Text under study Block Start
Updated: Sep 19, 2019
A knot of anxiety bundled in my stomach. I felt my breathing become faster, and my cheeks flush red. I was sitting in class, so intimidated to speak up and answer the professor’s question. Why did we have to do these class discussions anyway? All my classmates were so much smarter than me. They could read more quickly, think more critically, and speak more articulately than I could. Did I even belong in this college program?
My first year of college was filled with questions and situations like this. I knew I wanted to be in college, but I always felt a little out of place in my biology program. I liked science, but I had to work hard at it. When I started graduate school, these feelings intensified. I would think to myself, there is no way I’m smart enough to be here…I’m too young to be here…No one in my immediate family has ever done a Master’s… If only they found me out…Yikes!
It wasn’t until months into my master’s program that I could put a name to what I was experiencing: imposter syndrome.
What is imposter syndrome?
Text under study Block End
Dataset records Block Start
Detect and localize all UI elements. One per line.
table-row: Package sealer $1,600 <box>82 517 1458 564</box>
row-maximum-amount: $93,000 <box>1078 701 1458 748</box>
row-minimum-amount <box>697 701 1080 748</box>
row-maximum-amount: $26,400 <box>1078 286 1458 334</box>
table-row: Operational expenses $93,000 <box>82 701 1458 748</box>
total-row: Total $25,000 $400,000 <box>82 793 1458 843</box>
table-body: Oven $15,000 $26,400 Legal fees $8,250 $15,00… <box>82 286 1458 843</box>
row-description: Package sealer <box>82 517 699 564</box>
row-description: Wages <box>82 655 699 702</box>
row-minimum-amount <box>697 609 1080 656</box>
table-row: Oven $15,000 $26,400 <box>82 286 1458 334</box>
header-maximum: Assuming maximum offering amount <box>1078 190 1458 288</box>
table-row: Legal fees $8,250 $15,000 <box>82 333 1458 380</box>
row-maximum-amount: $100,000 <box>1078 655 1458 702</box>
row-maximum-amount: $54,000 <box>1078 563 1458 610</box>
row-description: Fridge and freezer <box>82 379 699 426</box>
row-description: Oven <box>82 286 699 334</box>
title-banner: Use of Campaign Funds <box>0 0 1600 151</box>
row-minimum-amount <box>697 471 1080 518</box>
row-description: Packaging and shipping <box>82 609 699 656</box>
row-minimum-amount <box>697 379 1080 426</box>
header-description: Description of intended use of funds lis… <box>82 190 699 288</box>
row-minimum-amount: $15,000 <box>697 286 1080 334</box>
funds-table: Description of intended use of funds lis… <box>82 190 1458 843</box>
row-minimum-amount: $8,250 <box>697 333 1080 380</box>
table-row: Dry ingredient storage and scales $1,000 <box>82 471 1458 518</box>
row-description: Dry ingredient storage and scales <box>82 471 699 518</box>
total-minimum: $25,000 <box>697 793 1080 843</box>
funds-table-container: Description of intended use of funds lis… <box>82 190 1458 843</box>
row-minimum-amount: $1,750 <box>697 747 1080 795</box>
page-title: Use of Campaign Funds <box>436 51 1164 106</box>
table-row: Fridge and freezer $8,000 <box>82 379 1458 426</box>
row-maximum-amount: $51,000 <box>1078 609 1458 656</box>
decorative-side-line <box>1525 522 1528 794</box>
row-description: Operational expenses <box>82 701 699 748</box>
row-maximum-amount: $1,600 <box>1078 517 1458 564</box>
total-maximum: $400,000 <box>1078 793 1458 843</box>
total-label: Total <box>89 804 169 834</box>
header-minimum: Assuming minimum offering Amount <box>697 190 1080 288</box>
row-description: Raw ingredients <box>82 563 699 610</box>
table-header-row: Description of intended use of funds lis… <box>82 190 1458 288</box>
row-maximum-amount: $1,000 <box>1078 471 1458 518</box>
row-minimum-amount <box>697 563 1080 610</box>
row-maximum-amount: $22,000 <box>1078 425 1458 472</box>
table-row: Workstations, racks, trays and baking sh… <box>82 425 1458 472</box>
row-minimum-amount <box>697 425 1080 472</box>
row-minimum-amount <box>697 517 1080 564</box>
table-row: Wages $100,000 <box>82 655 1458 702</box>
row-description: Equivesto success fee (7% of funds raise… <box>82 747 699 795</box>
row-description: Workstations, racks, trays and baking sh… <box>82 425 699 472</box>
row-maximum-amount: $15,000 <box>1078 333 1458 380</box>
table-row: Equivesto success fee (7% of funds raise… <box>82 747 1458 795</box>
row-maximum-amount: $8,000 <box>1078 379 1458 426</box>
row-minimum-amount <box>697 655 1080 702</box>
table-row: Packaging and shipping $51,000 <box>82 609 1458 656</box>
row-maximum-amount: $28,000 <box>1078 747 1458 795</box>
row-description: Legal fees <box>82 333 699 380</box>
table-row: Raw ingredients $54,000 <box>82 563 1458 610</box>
Dataset records Block End
> _Instructions to follow_
Extend the personal essay about imposter syndrome past its final heading, "What is imposter syndrome?" The items are not needed for anything here.

> _Response below_
Megan Dalla-Camina of Psychology Today defines imposter syndrome as “a pattern of behavior where people doubt their accomplishments and have a persistent, often internalized fear of being exposed as a fraud.” Imposter syndrome can affect anyone, from scientists to businesspeople. The underlying fear is being “found out” or “caught” as an imposter. Someone who isn’t qualified to be there.
Imposter syndrome is a psychological term, and it affects people in different ways. For example, someone recently earned a promotion at work. This person then starts to doubt they are the best candidate or capable of doing the job, and instead attributes the promotional success to good fortune.
So how does this affect college? Sometimes we think we’re not smart enough to be in a college program, that we got into college by ‘luck,’ or that the admissions office just made a mistake. Despite the evidence that shows we got in for a reason and are capable of succeeding, it can feel overwhelming to be in college and to feel like a fraud.
The key to remember about imposter syndrome is that feelings are just feelings. They don’t always point to the truth. You may feel like you’re not smart enough to be in college or that you don’t belong, but the evidence says otherwise. You got into college for a reason, and you are completely worthy of being there.
What can you do to help manage imposter syndrome?
When I first read about imposter syndrome in a required reading assignment for graduate school, I highlighted the page, texted my best friend, and cried. It was such a relief to know that other people felt this way—enough for a book to include it!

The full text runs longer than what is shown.